-- Goal --
Locate the word "посредством" in the data below, then copy every line that holds it.

[Data entries]
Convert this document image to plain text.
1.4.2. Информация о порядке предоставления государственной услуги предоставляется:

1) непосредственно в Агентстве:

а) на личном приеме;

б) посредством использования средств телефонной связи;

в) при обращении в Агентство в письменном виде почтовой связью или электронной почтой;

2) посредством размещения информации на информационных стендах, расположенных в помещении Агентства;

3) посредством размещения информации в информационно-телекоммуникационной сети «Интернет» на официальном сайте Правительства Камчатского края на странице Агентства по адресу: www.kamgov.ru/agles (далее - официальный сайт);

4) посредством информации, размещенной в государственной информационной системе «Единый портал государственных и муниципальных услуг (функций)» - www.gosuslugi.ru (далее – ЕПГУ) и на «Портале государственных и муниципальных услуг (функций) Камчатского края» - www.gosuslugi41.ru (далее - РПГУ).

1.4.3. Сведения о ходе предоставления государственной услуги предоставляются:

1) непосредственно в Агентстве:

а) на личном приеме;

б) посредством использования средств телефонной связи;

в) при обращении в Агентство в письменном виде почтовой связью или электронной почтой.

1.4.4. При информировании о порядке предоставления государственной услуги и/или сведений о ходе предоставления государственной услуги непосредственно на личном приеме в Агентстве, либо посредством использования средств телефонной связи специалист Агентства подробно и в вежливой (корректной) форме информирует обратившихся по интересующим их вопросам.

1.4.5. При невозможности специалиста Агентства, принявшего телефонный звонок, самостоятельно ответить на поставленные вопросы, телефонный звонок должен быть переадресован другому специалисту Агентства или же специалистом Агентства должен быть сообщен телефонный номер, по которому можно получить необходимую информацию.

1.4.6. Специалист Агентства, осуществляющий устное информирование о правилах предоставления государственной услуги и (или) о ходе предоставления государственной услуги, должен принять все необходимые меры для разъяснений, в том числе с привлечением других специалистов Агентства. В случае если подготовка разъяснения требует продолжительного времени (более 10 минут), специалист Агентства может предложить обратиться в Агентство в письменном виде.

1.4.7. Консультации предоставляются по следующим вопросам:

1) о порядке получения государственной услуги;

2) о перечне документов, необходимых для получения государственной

-- The response --
б) посредством использования средств телефонной связи;
2) посредством размещения информации на информационных стендах, расположенных в помещении Агентства;
3) посредством размещения информации в информационно-телекоммуникационной сети «Интернет» на официальном сайте Правительства Камчатского края на странице Агентства по адресу: www.kamgov.ru/agles (далее - официальный сайт);
4) посредством информации, размещенной в государственной информационной системе «Единый портал государственных и муниципальных услуг (функций)» - www.gosuslugi.ru (далее – ЕПГУ) и на «Портале государственных и муниципальных услуг (функций) Камчатского края» - www.gosuslugi41.ru (далее - РПГУ).
б) посредством использования средств телефонной связи;
1.4.4. При информировании о порядке предоставления государственной услуги и/или сведений о ходе предоставления государственной услуги непосредственно на личном приеме в Агентстве, либо посредством использования средств телефонной связи специалист Агентства подробно и в вежливой (корректной) форме информирует обратившихся по интересующим их вопросам.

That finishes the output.